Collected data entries
━━━━━━━━━━

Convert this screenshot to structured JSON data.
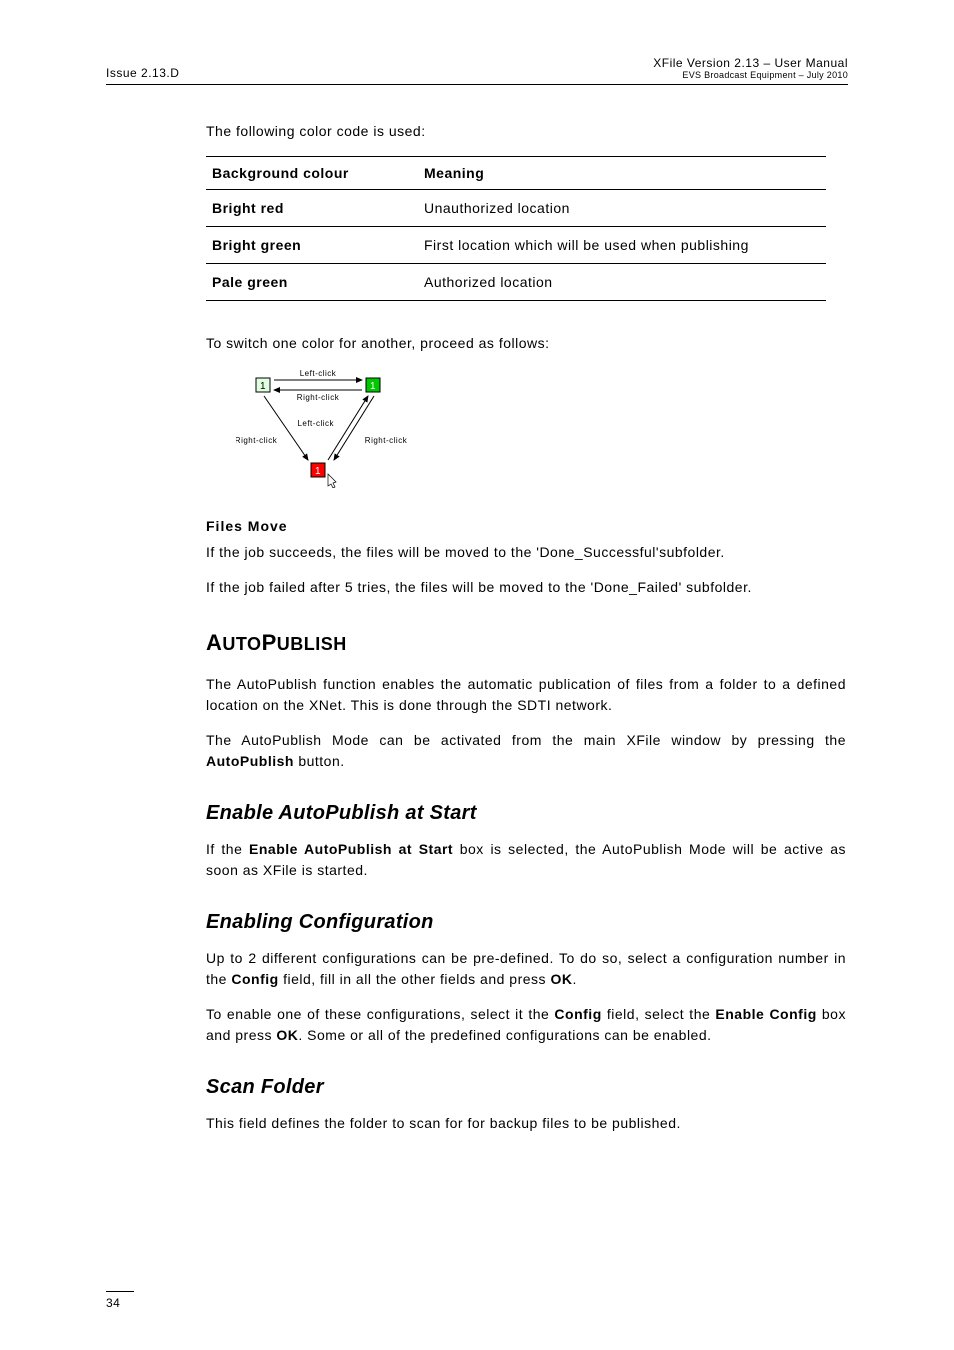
{
  "header": {
    "left": "Issue 2.13.D",
    "right_line1": "XFile Version 2.13 – User Manual",
    "right_line2": "EVS Broadcast Equipment – July 2010"
  },
  "intro_para": "The following color code is used:",
  "table": {
    "head_col1": "Background colour",
    "head_col2": "Meaning",
    "rows": [
      {
        "label": "Bright red",
        "meaning": "Unauthorized location"
      },
      {
        "label": "Bright green",
        "meaning": "First location which will be used when publishing"
      },
      {
        "label": "Pale green",
        "meaning": "Authorized location"
      }
    ]
  },
  "switch_para": "To switch one color for another, proceed as follows:",
  "diagram": {
    "box_label": "1",
    "left_click": "Left-click",
    "right_click": "Right-click"
  },
  "files_move": {
    "heading": "Files Move",
    "p1": "If the job succeeds, the files will be moved to the 'Done_Successful'subfolder.",
    "p2": "If the job failed after 5 tries, the files will be moved to the 'Done_Failed' subfolder."
  },
  "autopublish": {
    "heading_cap1": "A",
    "heading_rest1": "UTO",
    "heading_cap2": "P",
    "heading_rest2": "UBLISH",
    "p1": "The AutoPublish function enables the automatic publication of files from a folder to a defined location on the XNet. This is done through the SDTI network.",
    "p2_pre": "The AutoPublish Mode can be activated from the main XFile window by pressing the ",
    "p2_bold": "AutoPublish",
    "p2_post": " button."
  },
  "enable_start": {
    "heading": "Enable AutoPublish at Start",
    "p_pre": "If the ",
    "p_bold": "Enable AutoPublish at Start",
    "p_post": " box is selected, the AutoPublish Mode will be active as soon as XFile is started."
  },
  "enabling_config": {
    "heading": "Enabling Configuration",
    "p1_pre": "Up to 2 different configurations can be pre-defined. To do so, select a configuration number in the ",
    "p1_b1": "Config",
    "p1_mid": " field, fill in all the other fields and press ",
    "p1_b2": "OK",
    "p1_post": ".",
    "p2_pre": "To enable one of these configurations, select it the ",
    "p2_b1": "Config",
    "p2_mid1": " field, select the ",
    "p2_b2": "Enable Config",
    "p2_mid2": " box and press ",
    "p2_b3": "OK",
    "p2_post": ". Some or all of the predefined configurations can be enabled."
  },
  "scan_folder": {
    "heading": "Scan Folder",
    "p": "This field defines the folder to scan for for backup files to be published."
  },
  "page_number": "34"
}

━━━━━━━━━━

= Your task =
Restate each of the entries above word for word and skip every image.

= Correct result =
Convert this screenshot to structured JSON data.
{
  "header": {
    "left": "Issue 2.13.D",
    "right_line1": "XFile Version 2.13 – User Manual",
    "right_line2": "EVS Broadcast Equipment – July 2010"
  },
  "intro_para": "The following color code is used:",
  "table": {
    "head_col1": "Background colour",
    "head_col2": "Meaning",
    "rows": [
      {
        "label": "Bright red",
        "meaning": "Unauthorized location"
      },
      {
        "label": "Bright green",
        "meaning": "First location which will be used when publishing"
      },
      {
        "label": "Pale green",
        "meaning": "Authorized location"
      }
    ]
  },
  "switch_para": "To switch one color for another, proceed as follows:",
  "diagram": {
    "box_label": "1",
    "left_click": "Left-click",
    "right_click": "Right-click"
  },
  "files_move": {
    "heading": "Files Move",
    "p1": "If the job succeeds, the files will be moved to the 'Done_Successful'subfolder.",
    "p2": "If the job failed after 5 tries, the files will be moved to the 'Done_Failed' subfolder."
  },
  "autopublish": {
    "heading_cap1": "A",
    "heading_rest1": "UTO",
    "heading_cap2": "P",
    "heading_rest2": "UBLISH",
    "p1": "The AutoPublish function enables the automatic publication of files from a folder to a defined location on the XNet. This is done through the SDTI network.",
    "p2_pre": "The AutoPublish Mode can be activated from the main XFile window by pressing the ",
    "p2_bold": "AutoPublish",
    "p2_post": " button."
  },
  "enable_start": {
    "heading": "Enable AutoPublish at Start",
    "p_pre": "If the ",
    "p_bold": "Enable AutoPublish at Start",
    "p_post": " box is selected, the AutoPublish Mode will be active as soon as XFile is started."
  },
  "enabling_config": {
    "heading": "Enabling Configuration",
    "p1_pre": "Up to 2 different configurations can be pre-defined. To do so, select a configuration number in the ",
    "p1_b1": "Config",
    "p1_mid": " field, fill in all the other fields and press ",
    "p1_b2": "OK",
    "p1_post": ".",
    "p2_pre": "To enable one of these configurations, select it the ",
    "p2_b1": "Config",
    "p2_mid1": " field, select the ",
    "p2_b2": "Enable Config",
    "p2_mid2": " box and press ",
    "p2_b3": "OK",
    "p2_post": ". Some or all of the predefined configurations can be enabled."
  },
  "scan_folder": {
    "heading": "Scan Folder",
    "p": "This field defines the folder to scan for for backup files to be published."
  },
  "page_number": "34"
}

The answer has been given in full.